A block of data →
* START *
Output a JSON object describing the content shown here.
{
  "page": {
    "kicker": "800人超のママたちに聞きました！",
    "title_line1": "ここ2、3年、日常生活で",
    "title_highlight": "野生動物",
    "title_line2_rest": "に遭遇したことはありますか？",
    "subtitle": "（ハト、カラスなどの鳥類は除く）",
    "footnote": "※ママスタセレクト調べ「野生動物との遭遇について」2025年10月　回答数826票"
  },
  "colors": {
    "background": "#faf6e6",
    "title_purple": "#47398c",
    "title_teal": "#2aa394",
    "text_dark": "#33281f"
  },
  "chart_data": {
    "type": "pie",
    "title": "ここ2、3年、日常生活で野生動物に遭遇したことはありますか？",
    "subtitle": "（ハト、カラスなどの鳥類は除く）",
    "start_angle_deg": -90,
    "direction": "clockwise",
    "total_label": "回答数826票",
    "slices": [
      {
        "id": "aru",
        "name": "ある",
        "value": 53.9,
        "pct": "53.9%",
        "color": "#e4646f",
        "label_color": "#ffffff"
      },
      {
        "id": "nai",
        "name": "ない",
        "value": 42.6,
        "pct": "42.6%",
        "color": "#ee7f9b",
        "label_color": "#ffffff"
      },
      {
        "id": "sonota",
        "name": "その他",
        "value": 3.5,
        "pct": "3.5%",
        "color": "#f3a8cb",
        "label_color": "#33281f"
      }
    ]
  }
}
* END *
Task details → Retype all of the material, keeping each line exact.

Answer to this problem →
Output a JSON object describing the content shown here.
{
  "page": {
    "kicker": "800人超のママたちに聞きました！",
    "title_line1": "ここ2、3年、日常生活で",
    "title_highlight": "野生動物",
    "title_line2_rest": "に遭遇したことはありますか？",
    "subtitle": "（ハト、カラスなどの鳥類は除く）",
    "footnote": "※ママスタセレクト調べ「野生動物との遭遇について」2025年10月　回答数826票"
  },
  "colors": {
    "background": "#faf6e6",
    "title_purple": "#47398c",
    "title_teal": "#2aa394",
    "text_dark": "#33281f"
  },
  "chart_data": {
    "type": "pie",
    "title": "ここ2、3年、日常生活で野生動物に遭遇したことはありますか？",
    "subtitle": "（ハト、カラスなどの鳥類は除く）",
    "start_angle_deg": -90,
    "direction": "clockwise",
    "total_label": "回答数826票",
    "slices": [
      {
        "id": "aru",
        "name": "ある",
        "value": 53.9,
        "pct": "53.9%",
        "color": "#e4646f",
        "label_color": "#ffffff"
      },
      {
        "id": "nai",
        "name": "ない",
        "value": 42.6,
        "pct": "42.6%",
        "color": "#ee7f9b",
        "label_color": "#ffffff"
      },
      {
        "id": "sonota",
        "name": "その他",
        "value": 3.5,
        "pct": "3.5%",
        "color": "#f3a8cb",
        "label_color": "#33281f"
      }
    ]
  }
}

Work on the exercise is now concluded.